» Provided data

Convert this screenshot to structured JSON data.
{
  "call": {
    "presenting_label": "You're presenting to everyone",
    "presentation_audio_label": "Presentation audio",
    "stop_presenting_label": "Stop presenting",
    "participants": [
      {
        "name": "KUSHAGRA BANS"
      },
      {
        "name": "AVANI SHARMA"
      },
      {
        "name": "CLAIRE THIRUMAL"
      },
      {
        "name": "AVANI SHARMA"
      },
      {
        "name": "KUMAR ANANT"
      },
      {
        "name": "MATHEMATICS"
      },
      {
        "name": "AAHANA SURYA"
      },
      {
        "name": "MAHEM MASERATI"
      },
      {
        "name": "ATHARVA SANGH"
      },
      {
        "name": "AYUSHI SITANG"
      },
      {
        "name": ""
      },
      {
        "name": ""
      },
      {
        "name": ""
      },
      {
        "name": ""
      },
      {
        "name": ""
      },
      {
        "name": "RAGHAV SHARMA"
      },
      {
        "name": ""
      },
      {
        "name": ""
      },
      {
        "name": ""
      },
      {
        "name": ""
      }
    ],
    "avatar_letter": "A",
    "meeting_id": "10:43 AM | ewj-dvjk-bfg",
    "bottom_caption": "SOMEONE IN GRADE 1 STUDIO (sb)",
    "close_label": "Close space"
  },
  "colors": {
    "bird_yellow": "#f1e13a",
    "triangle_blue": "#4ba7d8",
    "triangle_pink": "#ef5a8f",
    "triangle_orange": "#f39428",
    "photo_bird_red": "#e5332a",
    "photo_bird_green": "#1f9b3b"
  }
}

» Exercise description
Faithfully transcribe the whole of the data.

» The solution
Convert this screenshot to structured JSON data.
{
  "call": {
    "presenting_label": "You're presenting to everyone",
    "presentation_audio_label": "Presentation audio",
    "stop_presenting_label": "Stop presenting",
    "participants": [
      {
        "name": "KUSHAGRA BANS"
      },
      {
        "name": "AVANI SHARMA"
      },
      {
        "name": "CLAIRE THIRUMAL"
      },
      {
        "name": "AVANI SHARMA"
      },
      {
        "name": "KUMAR ANANT"
      },
      {
        "name": "MATHEMATICS"
      },
      {
        "name": "AAHANA SURYA"
      },
      {
        "name": "MAHEM MASERATI"
      },
      {
        "name": "ATHARVA SANGH"
      },
      {
        "name": "AYUSHI SITANG"
      },
      {
        "name": ""
      },
      {
        "name": ""
      },
      {
        "name": ""
      },
      {
        "name": ""
      },
      {
        "name": ""
      },
      {
        "name": "RAGHAV SHARMA"
      },
      {
        "name": ""
      },
      {
        "name": ""
      },
      {
        "name": ""
      },
      {
        "name": ""
      }
    ],
    "avatar_letter": "A",
    "meeting_id": "10:43 AM | ewj-dvjk-bfg",
    "bottom_caption": "SOMEONE IN GRADE 1 STUDIO (sb)",
    "close_label": "Close space"
  },
  "colors": {
    "bird_yellow": "#f1e13a",
    "triangle_blue": "#4ba7d8",
    "triangle_pink": "#ef5a8f",
    "triangle_orange": "#f39428",
    "photo_bird_red": "#e5332a",
    "photo_bird_green": "#1f9b3b"
  }
}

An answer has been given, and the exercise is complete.